__TASK TO COMPLETE__.
Every record must appear in your copy exactly as written, with no pictures.

__INPUT__.
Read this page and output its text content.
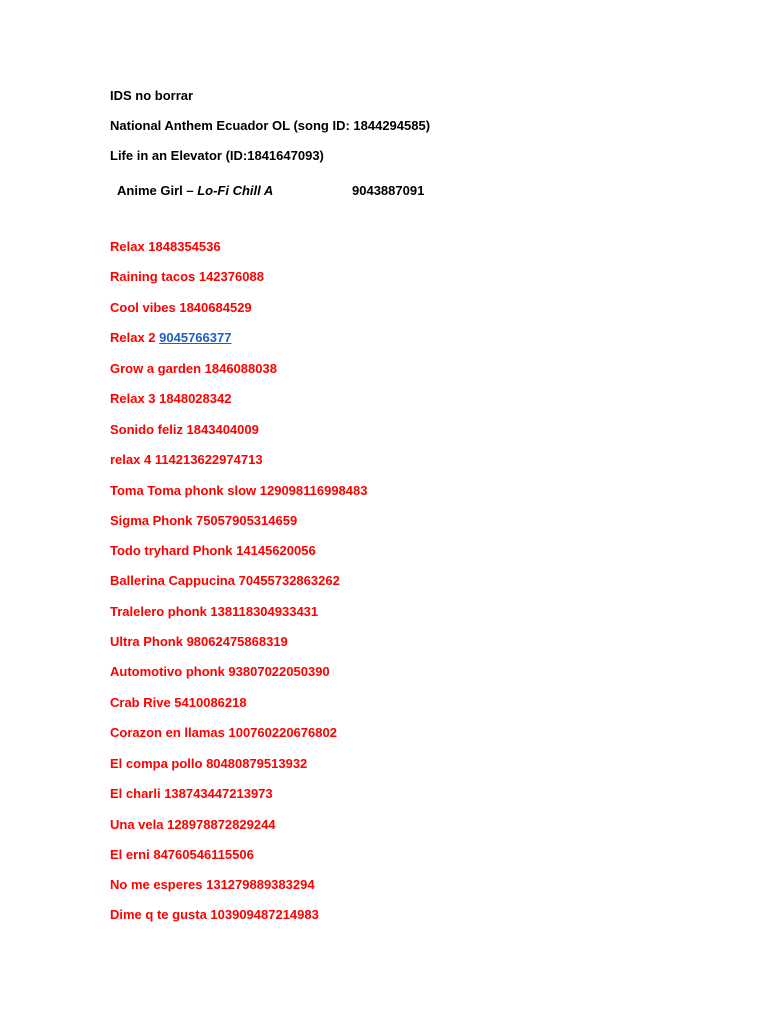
IDS no borrar
National Anthem Ecuador OL (song ID: 1844294585)
Life in an Elevator (ID:1841647093)
Anime Girl – Lo-Fi Chill A	9043887091
Relax 1848354536
Raining tacos 142376088
Cool vibes 1840684529
Relax 2 9045766377
Grow a garden 1846088038
Relax 3 1848028342
Sonido feliz 1843404009
relax 4 114213622974713
Toma Toma phonk slow 129098116998483
Sigma Phonk 75057905314659
Todo tryhard Phonk 14145620056
Ballerina Cappucina 70455732863262
Tralelero phonk 138118304933431
Ultra Phonk 98062475868319
Automotivo phonk 93807022050390
Crab Rive 5410086218
Corazon en llamas 100760220676802
El compa pollo 80480879513932
El charli 138743447213973
Una vela 128978872829244
El erni 84760546115506
No me esperes 131279889383294
Dime q te gusta 103909487214983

__RESULT BELOW__.
Read this page and output its text content.
IDS no borrar
National Anthem Ecuador OL (song ID: 1844294585)
Life in an Elevator (ID:1841647093)
Anime Girl – Lo-Fi Chill A	9043887091
Relax 1848354536
Raining tacos 142376088
Cool vibes 1840684529
Relax 2 9045766377
Grow a garden 1846088038
Relax 3 1848028342
Sonido feliz 1843404009
relax 4 114213622974713
Toma Toma phonk slow 129098116998483
Sigma Phonk 75057905314659
Todo tryhard Phonk 14145620056
Ballerina Cappucina 70455732863262
Tralelero phonk 138118304933431
Ultra Phonk 98062475868319
Automotivo phonk 93807022050390
Crab Rive 5410086218
Corazon en llamas 100760220676802
El compa pollo 80480879513932
El charli 138743447213973
Una vela 128978872829244
El erni 84760546115506
No me esperes 131279889383294
Dime q te gusta 103909487214983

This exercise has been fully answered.